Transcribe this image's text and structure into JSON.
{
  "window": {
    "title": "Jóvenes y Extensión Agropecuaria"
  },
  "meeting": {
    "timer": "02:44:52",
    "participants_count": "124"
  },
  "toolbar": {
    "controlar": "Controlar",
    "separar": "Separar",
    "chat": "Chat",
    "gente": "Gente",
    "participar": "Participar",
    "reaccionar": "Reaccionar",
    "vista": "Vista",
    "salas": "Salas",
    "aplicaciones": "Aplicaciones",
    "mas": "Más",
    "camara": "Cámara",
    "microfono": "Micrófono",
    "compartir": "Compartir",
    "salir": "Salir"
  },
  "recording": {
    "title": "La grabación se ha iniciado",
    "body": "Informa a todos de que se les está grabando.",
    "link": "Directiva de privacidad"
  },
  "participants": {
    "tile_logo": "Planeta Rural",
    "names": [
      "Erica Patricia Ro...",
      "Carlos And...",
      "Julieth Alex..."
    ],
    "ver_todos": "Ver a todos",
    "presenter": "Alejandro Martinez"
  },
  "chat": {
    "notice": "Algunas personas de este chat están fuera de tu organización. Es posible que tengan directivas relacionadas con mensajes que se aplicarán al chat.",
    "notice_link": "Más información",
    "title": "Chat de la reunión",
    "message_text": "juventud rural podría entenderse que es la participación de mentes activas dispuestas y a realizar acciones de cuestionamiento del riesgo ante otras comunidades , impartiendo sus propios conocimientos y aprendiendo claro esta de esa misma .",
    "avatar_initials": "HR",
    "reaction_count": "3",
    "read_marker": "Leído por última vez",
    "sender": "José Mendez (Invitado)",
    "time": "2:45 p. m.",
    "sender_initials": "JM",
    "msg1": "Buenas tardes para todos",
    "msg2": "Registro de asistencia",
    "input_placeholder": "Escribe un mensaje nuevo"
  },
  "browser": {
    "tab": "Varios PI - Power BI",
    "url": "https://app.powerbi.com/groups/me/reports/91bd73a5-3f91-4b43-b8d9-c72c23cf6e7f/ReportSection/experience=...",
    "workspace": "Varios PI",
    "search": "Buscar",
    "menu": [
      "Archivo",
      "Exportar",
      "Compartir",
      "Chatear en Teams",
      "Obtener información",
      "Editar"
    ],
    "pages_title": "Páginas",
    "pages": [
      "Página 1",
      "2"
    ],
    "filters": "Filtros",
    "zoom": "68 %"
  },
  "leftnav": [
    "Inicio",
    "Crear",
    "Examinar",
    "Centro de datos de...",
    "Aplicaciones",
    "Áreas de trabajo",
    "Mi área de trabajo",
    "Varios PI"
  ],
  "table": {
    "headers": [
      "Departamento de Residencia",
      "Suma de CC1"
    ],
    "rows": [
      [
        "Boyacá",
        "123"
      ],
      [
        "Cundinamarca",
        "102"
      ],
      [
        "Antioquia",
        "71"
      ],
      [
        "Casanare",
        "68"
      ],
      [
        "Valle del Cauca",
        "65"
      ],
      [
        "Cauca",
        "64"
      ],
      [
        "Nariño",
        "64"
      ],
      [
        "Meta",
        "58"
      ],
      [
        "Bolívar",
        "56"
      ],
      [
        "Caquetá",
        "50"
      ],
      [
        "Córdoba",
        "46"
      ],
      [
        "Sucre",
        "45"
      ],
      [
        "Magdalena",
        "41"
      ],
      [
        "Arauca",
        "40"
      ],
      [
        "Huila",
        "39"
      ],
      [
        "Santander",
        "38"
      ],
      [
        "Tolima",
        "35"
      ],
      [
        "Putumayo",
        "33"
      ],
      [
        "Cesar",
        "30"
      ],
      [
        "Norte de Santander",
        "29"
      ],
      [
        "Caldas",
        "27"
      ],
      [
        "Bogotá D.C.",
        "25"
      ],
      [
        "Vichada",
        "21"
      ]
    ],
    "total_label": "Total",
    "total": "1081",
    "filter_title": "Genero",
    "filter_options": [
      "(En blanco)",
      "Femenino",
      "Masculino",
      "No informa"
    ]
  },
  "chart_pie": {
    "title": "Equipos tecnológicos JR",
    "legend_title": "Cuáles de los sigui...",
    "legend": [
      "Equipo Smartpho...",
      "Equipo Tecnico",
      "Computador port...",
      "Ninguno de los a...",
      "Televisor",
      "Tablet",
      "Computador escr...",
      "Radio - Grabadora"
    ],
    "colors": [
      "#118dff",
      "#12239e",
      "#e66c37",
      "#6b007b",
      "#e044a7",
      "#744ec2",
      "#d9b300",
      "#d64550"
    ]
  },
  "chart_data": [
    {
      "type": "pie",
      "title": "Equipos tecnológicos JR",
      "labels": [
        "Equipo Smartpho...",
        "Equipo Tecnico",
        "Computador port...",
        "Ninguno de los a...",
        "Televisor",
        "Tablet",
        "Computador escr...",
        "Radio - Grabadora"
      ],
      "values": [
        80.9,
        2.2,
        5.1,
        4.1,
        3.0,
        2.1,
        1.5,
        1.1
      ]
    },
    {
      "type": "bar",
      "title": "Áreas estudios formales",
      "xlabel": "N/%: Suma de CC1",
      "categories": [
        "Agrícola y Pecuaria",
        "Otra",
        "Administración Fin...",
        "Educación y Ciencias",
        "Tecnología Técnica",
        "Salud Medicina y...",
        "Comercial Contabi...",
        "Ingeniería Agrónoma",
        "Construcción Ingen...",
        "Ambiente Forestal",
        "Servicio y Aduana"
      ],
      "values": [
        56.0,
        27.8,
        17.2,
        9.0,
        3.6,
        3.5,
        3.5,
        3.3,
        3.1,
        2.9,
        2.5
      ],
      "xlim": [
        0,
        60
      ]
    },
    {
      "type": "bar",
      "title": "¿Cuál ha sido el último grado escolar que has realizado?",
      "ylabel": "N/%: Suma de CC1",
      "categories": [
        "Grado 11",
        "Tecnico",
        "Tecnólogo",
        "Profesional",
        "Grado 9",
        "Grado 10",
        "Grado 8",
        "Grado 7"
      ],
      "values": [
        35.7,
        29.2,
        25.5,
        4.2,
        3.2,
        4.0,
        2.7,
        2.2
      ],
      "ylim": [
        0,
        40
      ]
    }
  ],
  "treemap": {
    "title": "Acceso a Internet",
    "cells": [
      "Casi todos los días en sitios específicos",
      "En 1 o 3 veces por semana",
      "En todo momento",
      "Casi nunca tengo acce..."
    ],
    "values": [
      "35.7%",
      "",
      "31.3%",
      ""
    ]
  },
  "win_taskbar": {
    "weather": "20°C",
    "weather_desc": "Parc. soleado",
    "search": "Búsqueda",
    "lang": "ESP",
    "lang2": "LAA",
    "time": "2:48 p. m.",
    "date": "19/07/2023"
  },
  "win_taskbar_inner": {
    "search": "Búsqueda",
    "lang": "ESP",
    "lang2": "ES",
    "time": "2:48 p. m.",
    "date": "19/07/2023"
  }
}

+===+

Direction:
Please quote every record above exactly as it appears.

Solution to the exercise:
Transcribe this image's text and structure into JSON.
{
  "window": {
    "title": "Jóvenes y Extensión Agropecuaria"
  },
  "meeting": {
    "timer": "02:44:52",
    "participants_count": "124"
  },
  "toolbar": {
    "controlar": "Controlar",
    "separar": "Separar",
    "chat": "Chat",
    "gente": "Gente",
    "participar": "Participar",
    "reaccionar": "Reaccionar",
    "vista": "Vista",
    "salas": "Salas",
    "aplicaciones": "Aplicaciones",
    "mas": "Más",
    "camara": "Cámara",
    "microfono": "Micrófono",
    "compartir": "Compartir",
    "salir": "Salir"
  },
  "recording": {
    "title": "La grabación se ha iniciado",
    "body": "Informa a todos de que se les está grabando.",
    "link": "Directiva de privacidad"
  },
  "participants": {
    "tile_logo": "Planeta Rural",
    "names": [
      "Erica Patricia Ro...",
      "Carlos And...",
      "Julieth Alex..."
    ],
    "ver_todos": "Ver a todos",
    "presenter": "Alejandro Martinez"
  },
  "chat": {
    "notice": "Algunas personas de este chat están fuera de tu organización. Es posible que tengan directivas relacionadas con mensajes que se aplicarán al chat.",
    "notice_link": "Más información",
    "title": "Chat de la reunión",
    "message_text": "juventud rural podría entenderse que es la participación de mentes activas dispuestas y a realizar acciones de cuestionamiento del riesgo ante otras comunidades , impartiendo sus propios conocimientos y aprendiendo claro esta de esa misma .",
    "avatar_initials": "HR",
    "reaction_count": "3",
    "read_marker": "Leído por última vez",
    "sender": "José Mendez (Invitado)",
    "time": "2:45 p. m.",
    "sender_initials": "JM",
    "msg1": "Buenas tardes para todos",
    "msg2": "Registro de asistencia",
    "input_placeholder": "Escribe un mensaje nuevo"
  },
  "browser": {
    "tab": "Varios PI - Power BI",
    "url": "https://app.powerbi.com/groups/me/reports/91bd73a5-3f91-4b43-b8d9-c72c23cf6e7f/ReportSection/experience=...",
    "workspace": "Varios PI",
    "search": "Buscar",
    "menu": [
      "Archivo",
      "Exportar",
      "Compartir",
      "Chatear en Teams",
      "Obtener información",
      "Editar"
    ],
    "pages_title": "Páginas",
    "pages": [
      "Página 1",
      "2"
    ],
    "filters": "Filtros",
    "zoom": "68 %"
  },
  "leftnav": [
    "Inicio",
    "Crear",
    "Examinar",
    "Centro de datos de...",
    "Aplicaciones",
    "Áreas de trabajo",
    "Mi área de trabajo",
    "Varios PI"
  ],
  "table": {
    "headers": [
      "Departamento de Residencia",
      "Suma de CC1"
    ],
    "rows": [
      [
        "Boyacá",
        "123"
      ],
      [
        "Cundinamarca",
        "102"
      ],
      [
        "Antioquia",
        "71"
      ],
      [
        "Casanare",
        "68"
      ],
      [
        "Valle del Cauca",
        "65"
      ],
      [
        "Cauca",
        "64"
      ],
      [
        "Nariño",
        "64"
      ],
      [
        "Meta",
        "58"
      ],
      [
        "Bolívar",
        "56"
      ],
      [
        "Caquetá",
        "50"
      ],
      [
        "Córdoba",
        "46"
      ],
      [
        "Sucre",
        "45"
      ],
      [
        "Magdalena",
        "41"
      ],
      [
        "Arauca",
        "40"
      ],
      [
        "Huila",
        "39"
      ],
      [
        "Santander",
        "38"
      ],
      [
        "Tolima",
        "35"
      ],
      [
        "Putumayo",
        "33"
      ],
      [
        "Cesar",
        "30"
      ],
      [
        "Norte de Santander",
        "29"
      ],
      [
        "Caldas",
        "27"
      ],
      [
        "Bogotá D.C.",
        "25"
      ],
      [
        "Vichada",
        "21"
      ]
    ],
    "total_label": "Total",
    "total": "1081",
    "filter_title": "Genero",
    "filter_options": [
      "(En blanco)",
      "Femenino",
      "Masculino",
      "No informa"
    ]
  },
  "chart_pie": {
    "title": "Equipos tecnológicos JR",
    "legend_title": "Cuáles de los sigui...",
    "legend": [
      "Equipo Smartpho...",
      "Equipo Tecnico",
      "Computador port...",
      "Ninguno de los a...",
      "Televisor",
      "Tablet",
      "Computador escr...",
      "Radio - Grabadora"
    ],
    "colors": [
      "#118dff",
      "#12239e",
      "#e66c37",
      "#6b007b",
      "#e044a7",
      "#744ec2",
      "#d9b300",
      "#d64550"
    ]
  },
  "chart_data": [
    {
      "type": "pie",
      "title": "Equipos tecnológicos JR",
      "labels": [
        "Equipo Smartpho...",
        "Equipo Tecnico",
        "Computador port...",
        "Ninguno de los a...",
        "Televisor",
        "Tablet",
        "Computador escr...",
        "Radio - Grabadora"
      ],
      "values": [
        80.9,
        2.2,
        5.1,
        4.1,
        3.0,
        2.1,
        1.5,
        1.1
      ]
    },
    {
      "type": "bar",
      "title": "Áreas estudios formales",
      "xlabel": "N/%: Suma de CC1",
      "categories": [
        "Agrícola y Pecuaria",
        "Otra",
        "Administración Fin...",
        "Educación y Ciencias",
        "Tecnología Técnica",
        "Salud Medicina y...",
        "Comercial Contabi...",
        "Ingeniería Agrónoma",
        "Construcción Ingen...",
        "Ambiente Forestal",
        "Servicio y Aduana"
      ],
      "values": [
        56.0,
        27.8,
        17.2,
        9.0,
        3.6,
        3.5,
        3.5,
        3.3,
        3.1,
        2.9,
        2.5
      ],
      "xlim": [
        0,
        60
      ]
    },
    {
      "type": "bar",
      "title": "¿Cuál ha sido el último grado escolar que has realizado?",
      "ylabel": "N/%: Suma de CC1",
      "categories": [
        "Grado 11",
        "Tecnico",
        "Tecnólogo",
        "Profesional",
        "Grado 9",
        "Grado 10",
        "Grado 8",
        "Grado 7"
      ],
      "values": [
        35.7,
        29.2,
        25.5,
        4.2,
        3.2,
        4.0,
        2.7,
        2.2
      ],
      "ylim": [
        0,
        40
      ]
    }
  ],
  "treemap": {
    "title": "Acceso a Internet",
    "cells": [
      "Casi todos los días en sitios específicos",
      "En 1 o 3 veces por semana",
      "En todo momento",
      "Casi nunca tengo acce..."
    ],
    "values": [
      "35.7%",
      "",
      "31.3%",
      ""
    ]
  },
  "win_taskbar": {
    "weather": "20°C",
    "weather_desc": "Parc. soleado",
    "search": "Búsqueda",
    "lang": "ESP",
    "lang2": "LAA",
    "time": "2:48 p. m.",
    "date": "19/07/2023"
  },
  "win_taskbar_inner": {
    "search": "Búsqueda",
    "lang": "ESP",
    "lang2": "ES",
    "time": "2:48 p. m.",
    "date": "19/07/2023"
  }
}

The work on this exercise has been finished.